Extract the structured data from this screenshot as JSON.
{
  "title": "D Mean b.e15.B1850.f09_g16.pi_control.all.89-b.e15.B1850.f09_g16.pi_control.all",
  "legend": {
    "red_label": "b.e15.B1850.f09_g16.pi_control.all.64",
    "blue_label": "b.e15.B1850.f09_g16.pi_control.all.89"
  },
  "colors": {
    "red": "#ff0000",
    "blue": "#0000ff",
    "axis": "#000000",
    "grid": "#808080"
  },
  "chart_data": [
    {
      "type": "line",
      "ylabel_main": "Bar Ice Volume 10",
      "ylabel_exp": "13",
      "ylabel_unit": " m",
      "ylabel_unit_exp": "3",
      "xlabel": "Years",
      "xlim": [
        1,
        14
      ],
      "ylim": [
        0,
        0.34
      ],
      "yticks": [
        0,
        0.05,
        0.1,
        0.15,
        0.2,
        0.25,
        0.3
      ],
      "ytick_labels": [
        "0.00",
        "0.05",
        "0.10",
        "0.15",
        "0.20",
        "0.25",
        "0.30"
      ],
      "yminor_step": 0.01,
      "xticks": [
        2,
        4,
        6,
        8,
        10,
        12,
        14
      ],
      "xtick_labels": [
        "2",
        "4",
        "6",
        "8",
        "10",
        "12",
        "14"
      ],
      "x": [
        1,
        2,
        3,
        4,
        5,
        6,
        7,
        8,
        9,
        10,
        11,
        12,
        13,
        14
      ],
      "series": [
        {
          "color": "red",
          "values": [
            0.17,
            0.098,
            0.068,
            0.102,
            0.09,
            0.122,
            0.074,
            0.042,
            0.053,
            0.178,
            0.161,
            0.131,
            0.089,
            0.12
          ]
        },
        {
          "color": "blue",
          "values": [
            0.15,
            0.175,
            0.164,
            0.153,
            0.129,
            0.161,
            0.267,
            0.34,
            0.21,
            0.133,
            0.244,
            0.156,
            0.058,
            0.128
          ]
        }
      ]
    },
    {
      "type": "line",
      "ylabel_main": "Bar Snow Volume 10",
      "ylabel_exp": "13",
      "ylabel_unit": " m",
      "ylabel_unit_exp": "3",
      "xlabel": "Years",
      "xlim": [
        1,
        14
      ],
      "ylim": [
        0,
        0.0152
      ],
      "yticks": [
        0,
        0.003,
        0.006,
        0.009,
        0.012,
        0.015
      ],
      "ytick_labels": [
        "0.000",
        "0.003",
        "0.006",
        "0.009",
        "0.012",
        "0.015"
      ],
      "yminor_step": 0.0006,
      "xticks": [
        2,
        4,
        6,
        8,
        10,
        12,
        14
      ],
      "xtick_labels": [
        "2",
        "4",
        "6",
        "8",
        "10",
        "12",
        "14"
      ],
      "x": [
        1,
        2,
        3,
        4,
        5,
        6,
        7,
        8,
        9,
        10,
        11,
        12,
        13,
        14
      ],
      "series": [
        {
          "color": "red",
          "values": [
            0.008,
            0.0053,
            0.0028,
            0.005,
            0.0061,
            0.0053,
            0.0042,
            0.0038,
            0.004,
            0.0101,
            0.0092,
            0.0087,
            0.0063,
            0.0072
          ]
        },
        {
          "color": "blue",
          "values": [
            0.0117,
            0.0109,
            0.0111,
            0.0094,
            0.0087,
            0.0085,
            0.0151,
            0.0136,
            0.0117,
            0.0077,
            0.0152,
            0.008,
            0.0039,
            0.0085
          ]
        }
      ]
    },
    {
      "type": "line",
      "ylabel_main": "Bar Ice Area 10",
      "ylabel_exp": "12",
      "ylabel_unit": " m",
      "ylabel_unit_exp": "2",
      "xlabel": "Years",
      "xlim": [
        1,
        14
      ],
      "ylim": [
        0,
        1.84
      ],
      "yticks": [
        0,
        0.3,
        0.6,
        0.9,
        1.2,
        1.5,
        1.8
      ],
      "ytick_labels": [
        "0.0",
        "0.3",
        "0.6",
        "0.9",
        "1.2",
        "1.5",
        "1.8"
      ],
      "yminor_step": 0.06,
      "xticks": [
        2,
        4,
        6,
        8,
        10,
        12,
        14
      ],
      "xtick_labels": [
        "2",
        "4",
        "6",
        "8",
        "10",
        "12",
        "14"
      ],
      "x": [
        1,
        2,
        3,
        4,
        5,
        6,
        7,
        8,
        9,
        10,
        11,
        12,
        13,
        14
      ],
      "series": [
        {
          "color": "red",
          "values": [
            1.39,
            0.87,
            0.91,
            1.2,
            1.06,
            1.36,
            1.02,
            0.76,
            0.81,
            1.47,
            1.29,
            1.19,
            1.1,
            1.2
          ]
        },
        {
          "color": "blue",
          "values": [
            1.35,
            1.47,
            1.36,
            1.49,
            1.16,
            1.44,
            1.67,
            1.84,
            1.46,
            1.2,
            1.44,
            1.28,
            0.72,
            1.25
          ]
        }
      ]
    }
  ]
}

▶ TASK TO CARRY OUT
Copy all of the data exactly.

▶ SOLUTION FOR THIS EXERCISE
Extract the structured data from this screenshot as JSON.
{
  "title": "D Mean b.e15.B1850.f09_g16.pi_control.all.89-b.e15.B1850.f09_g16.pi_control.all",
  "legend": {
    "red_label": "b.e15.B1850.f09_g16.pi_control.all.64",
    "blue_label": "b.e15.B1850.f09_g16.pi_control.all.89"
  },
  "colors": {
    "red": "#ff0000",
    "blue": "#0000ff",
    "axis": "#000000",
    "grid": "#808080"
  },
  "chart_data": [
    {
      "type": "line",
      "ylabel_main": "Bar Ice Volume 10",
      "ylabel_exp": "13",
      "ylabel_unit": " m",
      "ylabel_unit_exp": "3",
      "xlabel": "Years",
      "xlim": [
        1,
        14
      ],
      "ylim": [
        0,
        0.34
      ],
      "yticks": [
        0,
        0.05,
        0.1,
        0.15,
        0.2,
        0.25,
        0.3
      ],
      "ytick_labels": [
        "0.00",
        "0.05",
        "0.10",
        "0.15",
        "0.20",
        "0.25",
        "0.30"
      ],
      "yminor_step": 0.01,
      "xticks": [
        2,
        4,
        6,
        8,
        10,
        12,
        14
      ],
      "xtick_labels": [
        "2",
        "4",
        "6",
        "8",
        "10",
        "12",
        "14"
      ],
      "x": [
        1,
        2,
        3,
        4,
        5,
        6,
        7,
        8,
        9,
        10,
        11,
        12,
        13,
        14
      ],
      "series": [
        {
          "color": "red",
          "values": [
            0.17,
            0.098,
            0.068,
            0.102,
            0.09,
            0.122,
            0.074,
            0.042,
            0.053,
            0.178,
            0.161,
            0.131,
            0.089,
            0.12
          ]
        },
        {
          "color": "blue",
          "values": [
            0.15,
            0.175,
            0.164,
            0.153,
            0.129,
            0.161,
            0.267,
            0.34,
            0.21,
            0.133,
            0.244,
            0.156,
            0.058,
            0.128
          ]
        }
      ]
    },
    {
      "type": "line",
      "ylabel_main": "Bar Snow Volume 10",
      "ylabel_exp": "13",
      "ylabel_unit": " m",
      "ylabel_unit_exp": "3",
      "xlabel": "Years",
      "xlim": [
        1,
        14
      ],
      "ylim": [
        0,
        0.0152
      ],
      "yticks": [
        0,
        0.003,
        0.006,
        0.009,
        0.012,
        0.015
      ],
      "ytick_labels": [
        "0.000",
        "0.003",
        "0.006",
        "0.009",
        "0.012",
        "0.015"
      ],
      "yminor_step": 0.0006,
      "xticks": [
        2,
        4,
        6,
        8,
        10,
        12,
        14
      ],
      "xtick_labels": [
        "2",
        "4",
        "6",
        "8",
        "10",
        "12",
        "14"
      ],
      "x": [
        1,
        2,
        3,
        4,
        5,
        6,
        7,
        8,
        9,
        10,
        11,
        12,
        13,
        14
      ],
      "series": [
        {
          "color": "red",
          "values": [
            0.008,
            0.0053,
            0.0028,
            0.005,
            0.0061,
            0.0053,
            0.0042,
            0.0038,
            0.004,
            0.0101,
            0.0092,
            0.0087,
            0.0063,
            0.0072
          ]
        },
        {
          "color": "blue",
          "values": [
            0.0117,
            0.0109,
            0.0111,
            0.0094,
            0.0087,
            0.0085,
            0.0151,
            0.0136,
            0.0117,
            0.0077,
            0.0152,
            0.008,
            0.0039,
            0.0085
          ]
        }
      ]
    },
    {
      "type": "line",
      "ylabel_main": "Bar Ice Area 10",
      "ylabel_exp": "12",
      "ylabel_unit": " m",
      "ylabel_unit_exp": "2",
      "xlabel": "Years",
      "xlim": [
        1,
        14
      ],
      "ylim": [
        0,
        1.84
      ],
      "yticks": [
        0,
        0.3,
        0.6,
        0.9,
        1.2,
        1.5,
        1.8
      ],
      "ytick_labels": [
        "0.0",
        "0.3",
        "0.6",
        "0.9",
        "1.2",
        "1.5",
        "1.8"
      ],
      "yminor_step": 0.06,
      "xticks": [
        2,
        4,
        6,
        8,
        10,
        12,
        14
      ],
      "xtick_labels": [
        "2",
        "4",
        "6",
        "8",
        "10",
        "12",
        "14"
      ],
      "x": [
        1,
        2,
        3,
        4,
        5,
        6,
        7,
        8,
        9,
        10,
        11,
        12,
        13,
        14
      ],
      "series": [
        {
          "color": "red",
          "values": [
            1.39,
            0.87,
            0.91,
            1.2,
            1.06,
            1.36,
            1.02,
            0.76,
            0.81,
            1.47,
            1.29,
            1.19,
            1.1,
            1.2
          ]
        },
        {
          "color": "blue",
          "values": [
            1.35,
            1.47,
            1.36,
            1.49,
            1.16,
            1.44,
            1.67,
            1.84,
            1.46,
            1.2,
            1.44,
            1.28,
            0.72,
            1.25
          ]
        }
      ]
    }
  ]
}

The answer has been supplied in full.